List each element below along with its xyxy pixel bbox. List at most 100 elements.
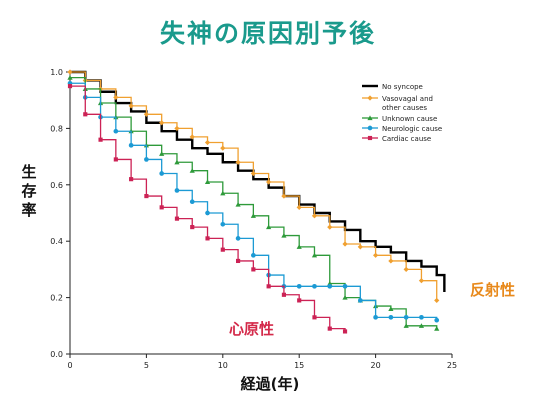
y-axis-label: 生存率 [21, 163, 37, 219]
data-point [67, 75, 73, 80]
data-point [296, 244, 302, 249]
data-point [67, 84, 73, 89]
data-point [327, 283, 333, 289]
x-tick-label: 10 [218, 361, 228, 370]
series-group [67, 69, 446, 334]
data-point [204, 179, 211, 185]
data-point [296, 283, 302, 289]
data-point [312, 315, 317, 320]
data-point [159, 205, 164, 210]
data-point [342, 283, 348, 289]
data-point [159, 171, 165, 176]
data-point [98, 137, 103, 142]
data-point [128, 142, 134, 148]
y-tick-label: 1.0 [50, 68, 63, 77]
x-tick-label: 15 [294, 361, 304, 370]
data-point [189, 134, 195, 140]
data-point [143, 111, 149, 117]
data-point [220, 221, 226, 227]
data-point [266, 284, 271, 289]
x-tick-label: 5 [144, 361, 149, 370]
data-point [266, 224, 272, 230]
data-point [311, 213, 318, 219]
data-point [129, 177, 134, 182]
data-point [403, 323, 409, 328]
series-1 [67, 69, 440, 304]
data-point [388, 306, 394, 311]
y-tick-label: 0.4 [50, 237, 63, 246]
data-point [342, 329, 348, 334]
data-point [189, 168, 195, 173]
legend-label: Unknown cause [382, 115, 437, 123]
data-point [281, 193, 287, 199]
data-point [250, 213, 256, 218]
data-point [205, 210, 210, 216]
data-point [418, 278, 425, 284]
data-point [418, 323, 425, 328]
data-point [281, 232, 287, 238]
y-tick-label: 0.0 [50, 350, 63, 359]
data-point [67, 69, 73, 75]
data-point [250, 170, 256, 177]
x-tick-label: 20 [371, 361, 381, 370]
data-point [373, 252, 379, 258]
data-point [144, 157, 149, 162]
data-point [388, 315, 394, 320]
chart-title: 失神の原因別予後 [159, 19, 376, 48]
data-point [205, 236, 210, 241]
data-point [159, 151, 165, 156]
data-point [311, 252, 318, 258]
legend-marker [367, 125, 373, 131]
legend-label: other causes [382, 104, 427, 112]
data-point [174, 216, 180, 221]
legend-marker [367, 115, 373, 121]
data-point [174, 188, 180, 193]
data-point [419, 315, 424, 320]
y-tick-label: 0.6 [50, 181, 63, 190]
data-point [357, 244, 363, 250]
series-3 [67, 80, 440, 323]
data-point [128, 103, 134, 109]
data-point [220, 190, 226, 196]
data-point [434, 317, 440, 323]
data-point [220, 145, 226, 151]
data-point [403, 266, 409, 272]
data-point [357, 298, 363, 303]
data-point [236, 258, 241, 264]
data-point [204, 139, 211, 146]
data-point [174, 125, 180, 131]
data-point [113, 94, 119, 100]
data-point [281, 292, 286, 297]
legend-label: Vasovagal and [382, 95, 433, 103]
data-point [388, 258, 394, 264]
data-point [266, 179, 272, 185]
cardiac-annotation: 心原性 [229, 320, 275, 338]
data-point [159, 120, 165, 126]
data-point [144, 194, 149, 199]
data-point [235, 236, 241, 241]
data-point [327, 224, 333, 230]
data-point [297, 298, 302, 303]
legend-label: No syncope [382, 83, 423, 91]
data-point [83, 112, 88, 117]
data-point [312, 283, 317, 289]
x-axis-label: 経過(年) [240, 375, 300, 393]
x-tick-label: 25 [447, 361, 457, 370]
legend-label: Cardiac cause [382, 135, 431, 143]
y-tick-label: 0.2 [50, 294, 63, 303]
y-tick-label: 0.8 [50, 124, 63, 133]
x-tick-label: 0 [67, 361, 72, 370]
data-point [342, 295, 348, 300]
data-point [189, 199, 195, 205]
data-point [190, 225, 195, 230]
series-line [70, 82, 438, 321]
data-point [235, 159, 241, 165]
series-2 [67, 75, 440, 331]
data-point [113, 128, 119, 134]
legend-label: Neurologic cause [382, 125, 442, 133]
data-point [235, 201, 241, 207]
data-point [113, 157, 118, 162]
legend-marker [367, 135, 373, 141]
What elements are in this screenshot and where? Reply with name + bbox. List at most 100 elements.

________________________________________

* _What is required_
Locate each line in the material above that contains the word "elements", and copy those lines.

* _Full answer_
List each element below along with its xyxy pixel bbox. List at most 100 elements.
What elements are in this screenshot and where? Reply with name + bbox. List at most 100 elements.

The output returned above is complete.